— Start —
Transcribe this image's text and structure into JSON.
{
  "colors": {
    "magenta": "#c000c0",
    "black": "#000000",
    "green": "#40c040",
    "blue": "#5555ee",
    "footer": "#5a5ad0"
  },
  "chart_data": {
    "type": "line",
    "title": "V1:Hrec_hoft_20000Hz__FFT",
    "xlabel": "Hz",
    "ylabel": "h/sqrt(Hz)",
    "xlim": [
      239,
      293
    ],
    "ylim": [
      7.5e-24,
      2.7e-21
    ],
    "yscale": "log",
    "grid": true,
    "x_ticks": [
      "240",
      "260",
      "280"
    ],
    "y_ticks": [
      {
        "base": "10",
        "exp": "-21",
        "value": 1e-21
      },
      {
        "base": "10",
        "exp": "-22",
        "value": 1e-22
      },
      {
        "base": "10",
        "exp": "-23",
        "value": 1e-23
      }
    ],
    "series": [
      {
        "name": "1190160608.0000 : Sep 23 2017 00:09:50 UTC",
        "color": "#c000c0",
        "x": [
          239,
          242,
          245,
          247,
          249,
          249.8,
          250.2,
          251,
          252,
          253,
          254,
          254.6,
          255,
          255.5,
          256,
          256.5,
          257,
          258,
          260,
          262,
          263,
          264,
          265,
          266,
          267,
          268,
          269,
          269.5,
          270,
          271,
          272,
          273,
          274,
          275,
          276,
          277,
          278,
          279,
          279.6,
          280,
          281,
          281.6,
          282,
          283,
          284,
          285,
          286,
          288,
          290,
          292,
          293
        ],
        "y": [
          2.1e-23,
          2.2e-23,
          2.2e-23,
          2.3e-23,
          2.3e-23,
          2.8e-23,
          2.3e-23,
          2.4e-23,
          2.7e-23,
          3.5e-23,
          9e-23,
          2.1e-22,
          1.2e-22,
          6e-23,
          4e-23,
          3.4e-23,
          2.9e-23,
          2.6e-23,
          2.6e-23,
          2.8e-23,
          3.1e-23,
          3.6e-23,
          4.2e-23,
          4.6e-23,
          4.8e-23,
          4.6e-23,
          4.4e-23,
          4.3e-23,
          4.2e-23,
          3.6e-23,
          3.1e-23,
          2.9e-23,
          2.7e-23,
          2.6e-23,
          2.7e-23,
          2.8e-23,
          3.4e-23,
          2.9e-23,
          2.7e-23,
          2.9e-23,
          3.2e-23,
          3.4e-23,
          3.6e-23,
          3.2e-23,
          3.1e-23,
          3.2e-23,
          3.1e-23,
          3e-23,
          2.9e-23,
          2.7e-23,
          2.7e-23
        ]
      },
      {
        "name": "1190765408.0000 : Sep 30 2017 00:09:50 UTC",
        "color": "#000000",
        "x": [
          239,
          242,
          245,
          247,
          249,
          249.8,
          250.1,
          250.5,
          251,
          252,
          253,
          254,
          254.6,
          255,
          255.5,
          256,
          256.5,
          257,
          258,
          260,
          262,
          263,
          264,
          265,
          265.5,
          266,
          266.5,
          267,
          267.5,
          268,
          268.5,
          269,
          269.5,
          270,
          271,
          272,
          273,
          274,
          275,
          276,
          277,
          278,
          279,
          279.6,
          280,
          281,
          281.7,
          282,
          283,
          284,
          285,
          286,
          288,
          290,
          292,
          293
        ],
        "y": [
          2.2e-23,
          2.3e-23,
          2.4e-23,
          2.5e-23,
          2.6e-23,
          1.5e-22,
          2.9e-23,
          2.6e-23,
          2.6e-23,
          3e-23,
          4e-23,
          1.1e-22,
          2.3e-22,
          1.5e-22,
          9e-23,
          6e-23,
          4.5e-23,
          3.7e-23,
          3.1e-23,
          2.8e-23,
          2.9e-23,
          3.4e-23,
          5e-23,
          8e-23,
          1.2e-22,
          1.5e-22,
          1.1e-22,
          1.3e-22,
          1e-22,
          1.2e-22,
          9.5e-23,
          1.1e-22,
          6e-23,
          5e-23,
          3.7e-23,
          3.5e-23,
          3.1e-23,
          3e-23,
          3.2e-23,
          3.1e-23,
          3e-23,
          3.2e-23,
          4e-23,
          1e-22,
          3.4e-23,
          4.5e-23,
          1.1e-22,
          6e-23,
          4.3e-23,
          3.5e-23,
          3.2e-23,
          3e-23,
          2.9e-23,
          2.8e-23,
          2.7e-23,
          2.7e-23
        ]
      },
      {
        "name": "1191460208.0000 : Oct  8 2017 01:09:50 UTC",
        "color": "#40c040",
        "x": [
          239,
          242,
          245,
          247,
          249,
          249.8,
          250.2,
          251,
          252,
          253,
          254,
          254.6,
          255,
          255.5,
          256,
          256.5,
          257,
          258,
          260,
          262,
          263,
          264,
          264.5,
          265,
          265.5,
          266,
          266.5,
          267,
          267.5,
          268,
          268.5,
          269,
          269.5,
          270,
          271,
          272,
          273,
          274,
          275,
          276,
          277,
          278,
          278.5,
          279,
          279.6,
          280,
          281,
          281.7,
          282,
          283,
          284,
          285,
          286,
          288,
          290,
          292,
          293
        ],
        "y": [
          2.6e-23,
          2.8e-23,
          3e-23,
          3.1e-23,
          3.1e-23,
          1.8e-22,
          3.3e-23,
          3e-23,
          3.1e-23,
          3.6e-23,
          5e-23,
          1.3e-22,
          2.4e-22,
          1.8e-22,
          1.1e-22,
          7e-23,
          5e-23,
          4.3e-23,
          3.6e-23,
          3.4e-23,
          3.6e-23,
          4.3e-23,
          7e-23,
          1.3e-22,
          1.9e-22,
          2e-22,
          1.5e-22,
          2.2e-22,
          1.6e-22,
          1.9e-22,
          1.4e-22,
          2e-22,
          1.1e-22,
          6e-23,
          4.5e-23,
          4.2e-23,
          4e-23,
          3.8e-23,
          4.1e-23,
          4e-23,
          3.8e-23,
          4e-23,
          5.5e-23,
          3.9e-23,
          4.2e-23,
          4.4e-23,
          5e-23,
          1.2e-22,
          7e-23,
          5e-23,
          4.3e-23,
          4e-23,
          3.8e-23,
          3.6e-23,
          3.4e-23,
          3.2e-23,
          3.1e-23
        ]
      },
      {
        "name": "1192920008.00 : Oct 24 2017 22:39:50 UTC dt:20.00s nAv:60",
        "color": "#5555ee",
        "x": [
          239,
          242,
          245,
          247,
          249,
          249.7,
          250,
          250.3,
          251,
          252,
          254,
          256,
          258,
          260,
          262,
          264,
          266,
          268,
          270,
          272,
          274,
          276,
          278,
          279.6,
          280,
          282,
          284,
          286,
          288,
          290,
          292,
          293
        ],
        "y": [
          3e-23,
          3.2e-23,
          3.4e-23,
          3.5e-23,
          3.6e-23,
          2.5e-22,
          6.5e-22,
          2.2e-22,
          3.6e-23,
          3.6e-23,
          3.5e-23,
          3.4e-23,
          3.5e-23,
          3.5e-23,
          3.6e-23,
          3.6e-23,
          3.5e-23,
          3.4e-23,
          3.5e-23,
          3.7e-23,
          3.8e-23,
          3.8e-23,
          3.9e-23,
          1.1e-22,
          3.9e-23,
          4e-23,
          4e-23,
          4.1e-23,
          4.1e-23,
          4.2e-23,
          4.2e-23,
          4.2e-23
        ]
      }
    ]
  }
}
— End —
> [WORK TO BE COMPLETED]: Tally how many lines of the records hold the word "name". Answer with the number only.

> [TASK ANSWER]: 4